Required task -> Scan the records below. List lines holding "cables".

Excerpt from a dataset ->

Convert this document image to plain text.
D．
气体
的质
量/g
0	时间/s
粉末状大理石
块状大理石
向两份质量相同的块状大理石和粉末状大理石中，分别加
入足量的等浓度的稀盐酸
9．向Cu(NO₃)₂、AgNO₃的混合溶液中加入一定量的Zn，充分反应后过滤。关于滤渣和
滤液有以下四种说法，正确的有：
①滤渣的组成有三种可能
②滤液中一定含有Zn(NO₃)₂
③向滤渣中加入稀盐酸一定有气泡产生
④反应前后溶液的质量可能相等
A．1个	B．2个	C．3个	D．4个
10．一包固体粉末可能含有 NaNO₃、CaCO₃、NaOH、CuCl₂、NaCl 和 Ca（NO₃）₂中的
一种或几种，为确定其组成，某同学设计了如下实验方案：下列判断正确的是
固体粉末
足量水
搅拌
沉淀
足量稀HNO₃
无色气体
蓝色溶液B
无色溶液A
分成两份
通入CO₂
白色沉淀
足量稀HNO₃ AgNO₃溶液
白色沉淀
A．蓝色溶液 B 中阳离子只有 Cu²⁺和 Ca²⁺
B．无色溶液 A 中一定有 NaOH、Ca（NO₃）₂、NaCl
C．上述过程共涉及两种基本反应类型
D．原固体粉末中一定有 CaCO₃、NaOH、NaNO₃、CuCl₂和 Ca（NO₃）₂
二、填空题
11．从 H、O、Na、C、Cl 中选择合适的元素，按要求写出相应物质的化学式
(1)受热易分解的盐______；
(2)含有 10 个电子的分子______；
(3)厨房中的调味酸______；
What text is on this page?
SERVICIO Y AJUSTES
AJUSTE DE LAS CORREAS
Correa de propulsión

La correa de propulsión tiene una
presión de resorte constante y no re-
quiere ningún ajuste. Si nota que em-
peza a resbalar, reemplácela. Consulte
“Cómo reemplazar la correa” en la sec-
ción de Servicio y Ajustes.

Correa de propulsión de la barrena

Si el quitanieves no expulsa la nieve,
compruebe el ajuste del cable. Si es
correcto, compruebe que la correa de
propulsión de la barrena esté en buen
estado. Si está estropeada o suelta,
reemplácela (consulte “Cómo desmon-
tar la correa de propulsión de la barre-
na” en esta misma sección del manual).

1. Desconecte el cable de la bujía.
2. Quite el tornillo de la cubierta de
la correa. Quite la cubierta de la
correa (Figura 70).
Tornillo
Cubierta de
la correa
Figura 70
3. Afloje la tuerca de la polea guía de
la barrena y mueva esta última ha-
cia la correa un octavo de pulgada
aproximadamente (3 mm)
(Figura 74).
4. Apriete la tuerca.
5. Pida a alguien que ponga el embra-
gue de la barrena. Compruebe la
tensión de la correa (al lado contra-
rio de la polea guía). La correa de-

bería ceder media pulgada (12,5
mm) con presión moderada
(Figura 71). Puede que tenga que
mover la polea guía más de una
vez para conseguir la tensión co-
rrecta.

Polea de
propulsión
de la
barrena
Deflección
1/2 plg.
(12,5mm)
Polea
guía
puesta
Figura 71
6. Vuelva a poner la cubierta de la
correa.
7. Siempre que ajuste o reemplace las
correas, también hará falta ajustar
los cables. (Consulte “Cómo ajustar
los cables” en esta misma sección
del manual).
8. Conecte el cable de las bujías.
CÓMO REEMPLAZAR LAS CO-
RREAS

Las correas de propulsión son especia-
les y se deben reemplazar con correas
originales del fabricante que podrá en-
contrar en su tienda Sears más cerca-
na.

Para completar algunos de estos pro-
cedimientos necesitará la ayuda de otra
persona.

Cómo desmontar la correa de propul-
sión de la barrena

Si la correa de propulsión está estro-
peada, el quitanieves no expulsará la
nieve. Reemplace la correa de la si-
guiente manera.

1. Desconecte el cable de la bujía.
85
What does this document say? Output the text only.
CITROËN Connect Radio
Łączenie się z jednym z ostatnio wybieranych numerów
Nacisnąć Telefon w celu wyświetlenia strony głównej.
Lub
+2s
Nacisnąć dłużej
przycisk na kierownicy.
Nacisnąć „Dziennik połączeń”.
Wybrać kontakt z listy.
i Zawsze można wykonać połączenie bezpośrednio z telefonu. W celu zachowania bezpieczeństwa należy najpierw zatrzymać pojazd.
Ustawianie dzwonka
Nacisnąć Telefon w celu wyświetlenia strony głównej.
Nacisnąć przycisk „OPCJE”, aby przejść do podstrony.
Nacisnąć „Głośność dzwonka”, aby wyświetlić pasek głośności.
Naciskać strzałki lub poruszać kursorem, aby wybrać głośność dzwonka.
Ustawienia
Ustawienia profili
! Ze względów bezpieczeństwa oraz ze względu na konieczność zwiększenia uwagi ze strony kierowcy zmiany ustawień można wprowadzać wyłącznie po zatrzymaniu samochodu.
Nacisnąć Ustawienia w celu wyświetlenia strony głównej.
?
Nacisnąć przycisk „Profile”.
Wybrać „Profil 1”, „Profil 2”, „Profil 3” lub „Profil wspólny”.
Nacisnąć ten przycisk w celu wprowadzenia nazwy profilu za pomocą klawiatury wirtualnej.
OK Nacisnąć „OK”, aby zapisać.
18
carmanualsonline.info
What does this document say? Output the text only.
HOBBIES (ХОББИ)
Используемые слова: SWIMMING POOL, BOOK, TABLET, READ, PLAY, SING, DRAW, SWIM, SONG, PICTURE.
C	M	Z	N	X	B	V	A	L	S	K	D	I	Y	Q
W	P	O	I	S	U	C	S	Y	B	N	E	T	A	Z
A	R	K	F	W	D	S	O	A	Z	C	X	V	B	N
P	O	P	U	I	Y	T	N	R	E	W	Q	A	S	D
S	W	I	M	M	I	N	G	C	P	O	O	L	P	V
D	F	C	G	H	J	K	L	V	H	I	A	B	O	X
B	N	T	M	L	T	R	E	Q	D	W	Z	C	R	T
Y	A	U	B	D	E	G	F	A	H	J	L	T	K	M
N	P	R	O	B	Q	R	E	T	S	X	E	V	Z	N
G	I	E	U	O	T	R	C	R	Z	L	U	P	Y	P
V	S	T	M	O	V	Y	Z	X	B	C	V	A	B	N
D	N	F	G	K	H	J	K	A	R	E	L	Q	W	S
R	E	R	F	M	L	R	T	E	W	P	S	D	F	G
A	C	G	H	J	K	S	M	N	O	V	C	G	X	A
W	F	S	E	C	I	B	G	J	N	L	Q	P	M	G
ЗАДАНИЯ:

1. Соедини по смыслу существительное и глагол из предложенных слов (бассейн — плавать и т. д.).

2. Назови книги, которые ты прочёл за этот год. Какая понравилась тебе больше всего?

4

Task output ->
los cables. (Consulte “Cómo ajustar
los cables” en esta misma sección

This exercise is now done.